* **Directions**
A single number is the answer here: how many lines of the entries contain "title"?

* **Raw records**
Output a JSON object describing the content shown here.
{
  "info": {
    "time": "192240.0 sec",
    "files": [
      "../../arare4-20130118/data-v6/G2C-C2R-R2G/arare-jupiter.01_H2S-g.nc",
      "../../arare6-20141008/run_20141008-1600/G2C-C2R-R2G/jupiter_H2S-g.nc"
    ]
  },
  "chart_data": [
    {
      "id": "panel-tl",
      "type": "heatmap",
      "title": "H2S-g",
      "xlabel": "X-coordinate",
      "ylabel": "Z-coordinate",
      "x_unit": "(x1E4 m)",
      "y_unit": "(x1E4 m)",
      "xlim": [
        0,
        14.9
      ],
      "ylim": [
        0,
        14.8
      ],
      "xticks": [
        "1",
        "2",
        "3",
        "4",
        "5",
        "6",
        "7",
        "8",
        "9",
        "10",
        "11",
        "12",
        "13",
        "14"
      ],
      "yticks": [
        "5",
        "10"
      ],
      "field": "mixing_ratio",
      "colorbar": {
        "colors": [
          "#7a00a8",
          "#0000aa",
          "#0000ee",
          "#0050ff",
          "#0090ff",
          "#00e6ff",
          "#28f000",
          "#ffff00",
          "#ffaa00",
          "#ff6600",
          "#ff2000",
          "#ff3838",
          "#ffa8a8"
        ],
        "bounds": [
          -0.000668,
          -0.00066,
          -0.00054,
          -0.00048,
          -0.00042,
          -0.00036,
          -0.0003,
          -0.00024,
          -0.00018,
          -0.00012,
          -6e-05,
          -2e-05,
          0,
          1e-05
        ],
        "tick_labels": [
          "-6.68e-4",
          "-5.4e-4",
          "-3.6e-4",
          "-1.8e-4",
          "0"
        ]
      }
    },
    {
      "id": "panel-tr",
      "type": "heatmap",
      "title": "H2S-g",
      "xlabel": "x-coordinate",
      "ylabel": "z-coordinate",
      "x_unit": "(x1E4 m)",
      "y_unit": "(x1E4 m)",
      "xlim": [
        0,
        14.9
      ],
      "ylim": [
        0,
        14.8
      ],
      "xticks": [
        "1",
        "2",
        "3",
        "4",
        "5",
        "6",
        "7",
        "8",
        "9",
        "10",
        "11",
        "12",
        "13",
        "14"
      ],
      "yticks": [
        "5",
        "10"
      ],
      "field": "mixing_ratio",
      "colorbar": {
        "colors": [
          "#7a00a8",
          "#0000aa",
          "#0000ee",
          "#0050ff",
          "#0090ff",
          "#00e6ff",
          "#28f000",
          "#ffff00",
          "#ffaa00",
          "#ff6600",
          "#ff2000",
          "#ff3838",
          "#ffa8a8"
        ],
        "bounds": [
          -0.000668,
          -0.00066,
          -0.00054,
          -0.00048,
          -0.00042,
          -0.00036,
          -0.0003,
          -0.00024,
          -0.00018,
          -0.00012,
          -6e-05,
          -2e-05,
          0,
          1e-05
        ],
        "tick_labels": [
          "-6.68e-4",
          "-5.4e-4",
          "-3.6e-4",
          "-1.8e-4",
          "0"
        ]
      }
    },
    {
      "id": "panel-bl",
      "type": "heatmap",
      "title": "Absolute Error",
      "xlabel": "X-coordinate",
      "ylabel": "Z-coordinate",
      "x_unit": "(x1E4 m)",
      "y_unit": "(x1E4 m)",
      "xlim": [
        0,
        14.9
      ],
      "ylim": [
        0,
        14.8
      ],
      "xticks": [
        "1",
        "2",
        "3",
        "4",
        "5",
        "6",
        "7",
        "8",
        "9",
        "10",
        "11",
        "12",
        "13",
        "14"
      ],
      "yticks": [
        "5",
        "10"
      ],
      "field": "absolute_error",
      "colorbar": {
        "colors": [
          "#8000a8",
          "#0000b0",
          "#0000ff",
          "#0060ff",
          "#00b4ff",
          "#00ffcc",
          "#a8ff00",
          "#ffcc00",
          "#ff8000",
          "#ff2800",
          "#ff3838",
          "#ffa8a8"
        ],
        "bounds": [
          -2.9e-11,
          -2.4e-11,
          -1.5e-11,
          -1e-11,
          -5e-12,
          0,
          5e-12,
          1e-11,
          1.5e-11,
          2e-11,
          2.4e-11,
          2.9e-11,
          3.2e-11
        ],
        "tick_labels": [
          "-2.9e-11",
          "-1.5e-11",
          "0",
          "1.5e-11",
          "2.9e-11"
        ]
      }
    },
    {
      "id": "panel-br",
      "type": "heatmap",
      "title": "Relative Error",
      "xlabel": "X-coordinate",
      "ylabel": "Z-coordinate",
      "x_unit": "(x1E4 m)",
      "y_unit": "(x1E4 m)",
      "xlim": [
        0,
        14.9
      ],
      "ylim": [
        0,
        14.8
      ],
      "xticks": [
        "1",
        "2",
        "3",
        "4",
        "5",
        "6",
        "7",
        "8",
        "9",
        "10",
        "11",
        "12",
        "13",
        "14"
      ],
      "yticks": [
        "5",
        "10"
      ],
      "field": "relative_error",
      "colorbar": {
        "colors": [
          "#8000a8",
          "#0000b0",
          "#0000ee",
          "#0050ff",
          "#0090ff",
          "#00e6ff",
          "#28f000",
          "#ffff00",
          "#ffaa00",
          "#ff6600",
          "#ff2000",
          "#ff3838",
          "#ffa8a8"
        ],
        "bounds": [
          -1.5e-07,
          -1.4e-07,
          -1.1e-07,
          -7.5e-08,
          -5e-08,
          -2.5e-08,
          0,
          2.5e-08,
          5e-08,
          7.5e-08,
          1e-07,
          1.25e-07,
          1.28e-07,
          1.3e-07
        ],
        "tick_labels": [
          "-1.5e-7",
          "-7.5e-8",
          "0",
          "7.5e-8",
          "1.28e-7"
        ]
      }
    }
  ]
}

* **Expected output**
4